Exercise task — Copy out every line of the records below, keeping each one unchanged.

Data extract —
(begin)
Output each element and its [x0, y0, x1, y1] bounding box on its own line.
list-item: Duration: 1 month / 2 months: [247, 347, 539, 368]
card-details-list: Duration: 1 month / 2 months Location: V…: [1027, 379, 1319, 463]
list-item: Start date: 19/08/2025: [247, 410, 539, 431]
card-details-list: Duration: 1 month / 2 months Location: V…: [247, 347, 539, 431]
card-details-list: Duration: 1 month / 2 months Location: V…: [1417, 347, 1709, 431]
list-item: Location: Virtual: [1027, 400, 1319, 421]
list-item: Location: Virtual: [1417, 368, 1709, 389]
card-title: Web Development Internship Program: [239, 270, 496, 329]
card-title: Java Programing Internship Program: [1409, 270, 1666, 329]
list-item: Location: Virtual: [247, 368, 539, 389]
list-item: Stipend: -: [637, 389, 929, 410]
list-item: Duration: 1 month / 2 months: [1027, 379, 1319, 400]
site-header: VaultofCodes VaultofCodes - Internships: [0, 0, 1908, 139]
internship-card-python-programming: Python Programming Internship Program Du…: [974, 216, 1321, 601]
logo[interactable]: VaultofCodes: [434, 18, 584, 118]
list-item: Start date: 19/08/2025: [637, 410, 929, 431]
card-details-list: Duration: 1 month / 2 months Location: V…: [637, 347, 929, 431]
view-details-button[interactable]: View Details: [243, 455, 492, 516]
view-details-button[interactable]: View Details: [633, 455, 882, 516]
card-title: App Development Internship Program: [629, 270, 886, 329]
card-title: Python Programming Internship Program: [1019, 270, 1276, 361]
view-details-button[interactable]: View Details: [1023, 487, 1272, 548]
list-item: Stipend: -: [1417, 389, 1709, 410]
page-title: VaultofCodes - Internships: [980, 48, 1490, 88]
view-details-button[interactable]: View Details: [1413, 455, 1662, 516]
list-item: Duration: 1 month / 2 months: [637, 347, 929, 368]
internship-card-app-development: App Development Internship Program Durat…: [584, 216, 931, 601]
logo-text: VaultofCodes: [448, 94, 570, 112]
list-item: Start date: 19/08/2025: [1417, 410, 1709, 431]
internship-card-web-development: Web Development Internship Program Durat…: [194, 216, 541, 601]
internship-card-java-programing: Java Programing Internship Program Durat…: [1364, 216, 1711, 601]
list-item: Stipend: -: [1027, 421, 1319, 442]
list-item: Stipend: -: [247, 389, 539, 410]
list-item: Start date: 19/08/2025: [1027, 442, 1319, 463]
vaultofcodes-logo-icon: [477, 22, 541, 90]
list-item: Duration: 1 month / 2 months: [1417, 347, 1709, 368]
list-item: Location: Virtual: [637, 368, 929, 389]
(end)
The reply —
Output each element and its [x0, y0, x1, y1] bounding box on its own line.
list-item: Duration: 1 month / 2 months: [247, 347, 539, 368]
card-details-list: Duration: 1 month / 2 months Location: V…: [1027, 379, 1319, 463]
list-item: Start date: 19/08/2025: [247, 410, 539, 431]
card-details-list: Duration: 1 month / 2 months Location: V…: [247, 347, 539, 431]
card-details-list: Duration: 1 month / 2 months Location: V…: [1417, 347, 1709, 431]
list-item: Location: Virtual: [1027, 400, 1319, 421]
list-item: Location: Virtual: [1417, 368, 1709, 389]
card-title: Web Development Internship Program: [239, 270, 496, 329]
card-title: Java Programing Internship Program: [1409, 270, 1666, 329]
list-item: Location: Virtual: [247, 368, 539, 389]
list-item: Stipend: -: [637, 389, 929, 410]
list-item: Duration: 1 month / 2 months: [1027, 379, 1319, 400]
site-header: VaultofCodes VaultofCodes - Internships: [0, 0, 1908, 139]
internship-card-python-programming: Python Programming Internship Program Du…: [974, 216, 1321, 601]
logo[interactable]: VaultofCodes: [434, 18, 584, 118]
list-item: Start date: 19/08/2025: [637, 410, 929, 431]
card-details-list: Duration: 1 month / 2 months Location: V…: [637, 347, 929, 431]
view-details-button[interactable]: View Details: [243, 455, 492, 516]
view-details-button[interactable]: View Details: [633, 455, 882, 516]
card-title: App Development Internship Program: [629, 270, 886, 329]
card-title: Python Programming Internship Program: [1019, 270, 1276, 361]
view-details-button[interactable]: View Details: [1023, 487, 1272, 548]
list-item: Stipend: -: [1417, 389, 1709, 410]
page-title: VaultofCodes - Internships: [980, 48, 1490, 88]
view-details-button[interactable]: View Details: [1413, 455, 1662, 516]
list-item: Duration: 1 month / 2 months: [637, 347, 929, 368]
internship-card-app-development: App Development Internship Program Durat…: [584, 216, 931, 601]
logo-text: VaultofCodes: [448, 94, 570, 112]
list-item: Start date: 19/08/2025: [1417, 410, 1709, 431]
internship-card-web-development: Web Development Internship Program Durat…: [194, 216, 541, 601]
internship-card-java-programing: Java Programing Internship Program Durat…: [1364, 216, 1711, 601]
list-item: Stipend: -: [1027, 421, 1319, 442]
list-item: Stipend: -: [247, 389, 539, 410]
list-item: Start date: 19/08/2025: [1027, 442, 1319, 463]
vaultofcodes-logo-icon: [477, 22, 541, 90]
list-item: Duration: 1 month / 2 months: [1417, 347, 1709, 368]
list-item: Location: Virtual: [637, 368, 929, 389]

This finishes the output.